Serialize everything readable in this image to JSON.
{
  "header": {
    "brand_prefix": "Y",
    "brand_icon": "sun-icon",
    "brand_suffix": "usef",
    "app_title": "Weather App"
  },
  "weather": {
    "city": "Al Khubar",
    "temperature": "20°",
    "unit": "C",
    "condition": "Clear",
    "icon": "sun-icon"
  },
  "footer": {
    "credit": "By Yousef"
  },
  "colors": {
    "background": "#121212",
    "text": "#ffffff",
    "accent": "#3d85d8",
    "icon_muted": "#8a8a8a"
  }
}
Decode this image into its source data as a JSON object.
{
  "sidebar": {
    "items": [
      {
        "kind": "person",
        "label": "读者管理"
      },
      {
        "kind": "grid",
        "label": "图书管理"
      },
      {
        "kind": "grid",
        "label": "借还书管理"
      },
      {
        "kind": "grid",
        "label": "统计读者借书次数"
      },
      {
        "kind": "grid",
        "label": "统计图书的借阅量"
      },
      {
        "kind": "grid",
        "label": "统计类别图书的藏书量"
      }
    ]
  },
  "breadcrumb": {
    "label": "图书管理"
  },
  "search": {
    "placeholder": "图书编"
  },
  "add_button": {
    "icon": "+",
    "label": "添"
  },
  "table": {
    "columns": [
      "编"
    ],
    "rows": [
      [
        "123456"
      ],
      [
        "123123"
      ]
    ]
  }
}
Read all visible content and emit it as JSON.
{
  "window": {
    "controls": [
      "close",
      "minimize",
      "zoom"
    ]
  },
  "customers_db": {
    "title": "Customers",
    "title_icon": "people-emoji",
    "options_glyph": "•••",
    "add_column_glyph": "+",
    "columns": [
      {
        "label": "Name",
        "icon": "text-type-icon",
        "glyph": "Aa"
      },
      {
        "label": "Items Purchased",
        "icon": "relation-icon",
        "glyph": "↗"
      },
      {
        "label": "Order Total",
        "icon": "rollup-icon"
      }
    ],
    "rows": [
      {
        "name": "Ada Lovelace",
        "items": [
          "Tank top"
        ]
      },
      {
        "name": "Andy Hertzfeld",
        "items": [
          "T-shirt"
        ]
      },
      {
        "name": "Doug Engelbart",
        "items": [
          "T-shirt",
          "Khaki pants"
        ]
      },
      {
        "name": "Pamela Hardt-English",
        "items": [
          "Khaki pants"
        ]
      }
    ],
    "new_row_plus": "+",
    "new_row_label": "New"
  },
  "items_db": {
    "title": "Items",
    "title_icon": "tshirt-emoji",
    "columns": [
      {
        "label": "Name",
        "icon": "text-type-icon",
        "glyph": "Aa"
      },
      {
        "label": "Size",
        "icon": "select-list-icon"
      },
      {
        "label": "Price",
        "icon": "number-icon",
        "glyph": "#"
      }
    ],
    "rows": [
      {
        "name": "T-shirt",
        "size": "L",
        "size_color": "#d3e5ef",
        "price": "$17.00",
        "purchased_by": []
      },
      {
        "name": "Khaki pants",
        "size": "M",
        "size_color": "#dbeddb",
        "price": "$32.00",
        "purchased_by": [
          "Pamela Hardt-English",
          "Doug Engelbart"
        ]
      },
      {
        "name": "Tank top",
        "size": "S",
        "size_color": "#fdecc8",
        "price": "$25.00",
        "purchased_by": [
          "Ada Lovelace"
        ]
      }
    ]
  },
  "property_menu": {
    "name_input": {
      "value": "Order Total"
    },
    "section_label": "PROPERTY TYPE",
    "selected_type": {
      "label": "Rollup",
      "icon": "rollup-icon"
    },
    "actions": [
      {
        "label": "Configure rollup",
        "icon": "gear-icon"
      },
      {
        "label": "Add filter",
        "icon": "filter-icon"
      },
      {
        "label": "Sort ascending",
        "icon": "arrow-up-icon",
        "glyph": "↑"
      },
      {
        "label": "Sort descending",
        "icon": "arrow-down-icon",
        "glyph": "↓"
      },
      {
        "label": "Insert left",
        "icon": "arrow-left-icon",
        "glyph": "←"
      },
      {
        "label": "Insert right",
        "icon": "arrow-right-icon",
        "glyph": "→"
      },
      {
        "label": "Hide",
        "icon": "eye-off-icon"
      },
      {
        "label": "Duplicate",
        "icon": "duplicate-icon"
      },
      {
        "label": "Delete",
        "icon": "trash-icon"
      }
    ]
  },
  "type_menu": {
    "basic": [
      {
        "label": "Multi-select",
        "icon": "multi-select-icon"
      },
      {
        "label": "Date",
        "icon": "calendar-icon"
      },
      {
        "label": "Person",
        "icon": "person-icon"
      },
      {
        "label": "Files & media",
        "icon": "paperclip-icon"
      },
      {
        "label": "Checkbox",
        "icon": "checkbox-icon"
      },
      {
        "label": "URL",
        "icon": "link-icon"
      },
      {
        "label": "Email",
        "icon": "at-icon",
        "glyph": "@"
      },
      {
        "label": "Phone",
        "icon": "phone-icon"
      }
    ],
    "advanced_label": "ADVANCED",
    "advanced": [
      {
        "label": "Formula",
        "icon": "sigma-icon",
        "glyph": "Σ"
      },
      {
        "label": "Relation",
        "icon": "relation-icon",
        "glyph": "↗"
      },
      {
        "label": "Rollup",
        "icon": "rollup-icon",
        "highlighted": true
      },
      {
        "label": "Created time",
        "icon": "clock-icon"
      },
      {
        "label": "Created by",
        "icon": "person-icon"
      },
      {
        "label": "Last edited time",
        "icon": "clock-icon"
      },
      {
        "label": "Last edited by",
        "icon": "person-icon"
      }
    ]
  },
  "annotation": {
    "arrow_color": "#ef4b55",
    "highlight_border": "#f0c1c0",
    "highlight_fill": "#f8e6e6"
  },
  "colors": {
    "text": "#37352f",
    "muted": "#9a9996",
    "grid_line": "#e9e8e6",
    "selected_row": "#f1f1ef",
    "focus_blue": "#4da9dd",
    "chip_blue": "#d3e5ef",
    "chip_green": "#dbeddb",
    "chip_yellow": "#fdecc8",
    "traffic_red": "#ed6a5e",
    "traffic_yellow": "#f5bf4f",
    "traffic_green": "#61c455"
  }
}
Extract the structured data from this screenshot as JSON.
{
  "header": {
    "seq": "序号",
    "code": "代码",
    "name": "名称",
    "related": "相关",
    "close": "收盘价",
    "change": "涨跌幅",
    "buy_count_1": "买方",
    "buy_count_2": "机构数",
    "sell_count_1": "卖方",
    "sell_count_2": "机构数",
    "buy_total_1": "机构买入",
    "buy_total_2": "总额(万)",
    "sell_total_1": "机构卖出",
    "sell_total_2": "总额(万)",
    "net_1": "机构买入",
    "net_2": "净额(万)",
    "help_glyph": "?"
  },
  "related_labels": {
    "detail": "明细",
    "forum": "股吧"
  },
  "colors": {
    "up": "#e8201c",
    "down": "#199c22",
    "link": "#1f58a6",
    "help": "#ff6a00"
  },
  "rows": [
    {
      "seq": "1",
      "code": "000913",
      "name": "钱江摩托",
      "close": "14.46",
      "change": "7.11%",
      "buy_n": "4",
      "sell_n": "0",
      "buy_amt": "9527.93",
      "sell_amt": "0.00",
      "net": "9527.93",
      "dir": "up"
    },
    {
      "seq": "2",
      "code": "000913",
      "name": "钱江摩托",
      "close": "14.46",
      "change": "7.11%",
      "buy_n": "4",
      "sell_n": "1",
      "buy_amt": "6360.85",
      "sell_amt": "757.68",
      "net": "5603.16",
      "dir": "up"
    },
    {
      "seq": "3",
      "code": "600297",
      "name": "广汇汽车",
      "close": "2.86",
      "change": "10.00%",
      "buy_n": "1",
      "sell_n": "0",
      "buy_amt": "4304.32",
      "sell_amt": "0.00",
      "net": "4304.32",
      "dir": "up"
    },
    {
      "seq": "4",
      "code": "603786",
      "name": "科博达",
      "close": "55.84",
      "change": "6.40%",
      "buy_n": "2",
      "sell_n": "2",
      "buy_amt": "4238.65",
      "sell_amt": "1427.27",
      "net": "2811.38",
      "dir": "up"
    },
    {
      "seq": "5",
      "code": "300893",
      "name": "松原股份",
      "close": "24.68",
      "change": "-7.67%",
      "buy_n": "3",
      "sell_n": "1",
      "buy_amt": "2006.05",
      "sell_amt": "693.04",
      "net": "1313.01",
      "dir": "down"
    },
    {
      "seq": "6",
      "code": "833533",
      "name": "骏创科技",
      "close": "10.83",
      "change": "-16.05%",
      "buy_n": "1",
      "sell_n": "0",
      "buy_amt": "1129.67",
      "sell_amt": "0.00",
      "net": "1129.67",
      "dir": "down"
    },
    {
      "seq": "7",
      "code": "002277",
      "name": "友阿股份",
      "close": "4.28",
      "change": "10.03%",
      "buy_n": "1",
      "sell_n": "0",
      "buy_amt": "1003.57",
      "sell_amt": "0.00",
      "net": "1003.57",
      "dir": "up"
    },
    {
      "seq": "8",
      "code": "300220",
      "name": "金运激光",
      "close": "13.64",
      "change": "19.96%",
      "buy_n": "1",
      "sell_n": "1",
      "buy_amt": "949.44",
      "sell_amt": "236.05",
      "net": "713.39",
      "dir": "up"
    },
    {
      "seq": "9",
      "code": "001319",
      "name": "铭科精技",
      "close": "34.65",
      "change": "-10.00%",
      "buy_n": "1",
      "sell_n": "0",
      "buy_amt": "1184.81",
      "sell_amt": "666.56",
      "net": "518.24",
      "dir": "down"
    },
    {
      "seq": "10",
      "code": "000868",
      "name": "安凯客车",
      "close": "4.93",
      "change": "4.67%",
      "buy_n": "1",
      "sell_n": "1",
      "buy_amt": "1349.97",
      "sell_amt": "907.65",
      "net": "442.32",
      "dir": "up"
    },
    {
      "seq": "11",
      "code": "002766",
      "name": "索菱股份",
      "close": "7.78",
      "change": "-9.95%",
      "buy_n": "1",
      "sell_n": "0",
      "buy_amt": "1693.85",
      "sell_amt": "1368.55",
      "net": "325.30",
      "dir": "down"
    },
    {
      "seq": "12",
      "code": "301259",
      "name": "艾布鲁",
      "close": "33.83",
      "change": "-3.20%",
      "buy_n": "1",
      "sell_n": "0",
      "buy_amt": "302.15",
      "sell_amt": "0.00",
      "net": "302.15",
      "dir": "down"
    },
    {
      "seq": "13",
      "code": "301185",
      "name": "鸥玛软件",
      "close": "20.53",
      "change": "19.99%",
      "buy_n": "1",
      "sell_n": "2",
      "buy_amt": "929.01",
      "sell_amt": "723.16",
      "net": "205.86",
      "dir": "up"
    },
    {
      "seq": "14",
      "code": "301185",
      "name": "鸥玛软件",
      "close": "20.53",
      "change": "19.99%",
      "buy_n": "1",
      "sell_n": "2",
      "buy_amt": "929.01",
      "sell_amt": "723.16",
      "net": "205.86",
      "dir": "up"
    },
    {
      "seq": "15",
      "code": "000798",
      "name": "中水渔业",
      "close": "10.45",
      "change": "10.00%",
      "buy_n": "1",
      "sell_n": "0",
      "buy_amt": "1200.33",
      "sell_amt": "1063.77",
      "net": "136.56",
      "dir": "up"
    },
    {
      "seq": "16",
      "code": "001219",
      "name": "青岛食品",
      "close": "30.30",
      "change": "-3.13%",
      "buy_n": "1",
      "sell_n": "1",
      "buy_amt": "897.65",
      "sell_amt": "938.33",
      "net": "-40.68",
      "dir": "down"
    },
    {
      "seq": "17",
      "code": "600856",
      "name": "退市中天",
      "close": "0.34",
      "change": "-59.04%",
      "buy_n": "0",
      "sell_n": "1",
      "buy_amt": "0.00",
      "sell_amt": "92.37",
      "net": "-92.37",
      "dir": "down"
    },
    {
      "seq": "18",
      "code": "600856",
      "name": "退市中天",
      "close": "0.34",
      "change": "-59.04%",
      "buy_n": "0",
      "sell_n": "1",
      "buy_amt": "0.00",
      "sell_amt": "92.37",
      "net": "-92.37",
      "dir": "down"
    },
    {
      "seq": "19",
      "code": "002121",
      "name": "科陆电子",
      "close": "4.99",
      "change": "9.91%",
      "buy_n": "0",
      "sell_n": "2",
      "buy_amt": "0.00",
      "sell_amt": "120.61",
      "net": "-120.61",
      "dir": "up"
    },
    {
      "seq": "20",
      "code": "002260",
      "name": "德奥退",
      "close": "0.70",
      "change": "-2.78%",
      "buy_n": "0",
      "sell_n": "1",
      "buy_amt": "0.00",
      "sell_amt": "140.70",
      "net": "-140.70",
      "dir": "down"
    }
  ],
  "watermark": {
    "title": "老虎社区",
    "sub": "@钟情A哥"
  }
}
--------------------------------
## Set exercise
Using the records above, copy each line that contains "dbeddb".

## Solution for this task
        "size_color": "#dbeddb",
    "chip_green": "#dbeddb",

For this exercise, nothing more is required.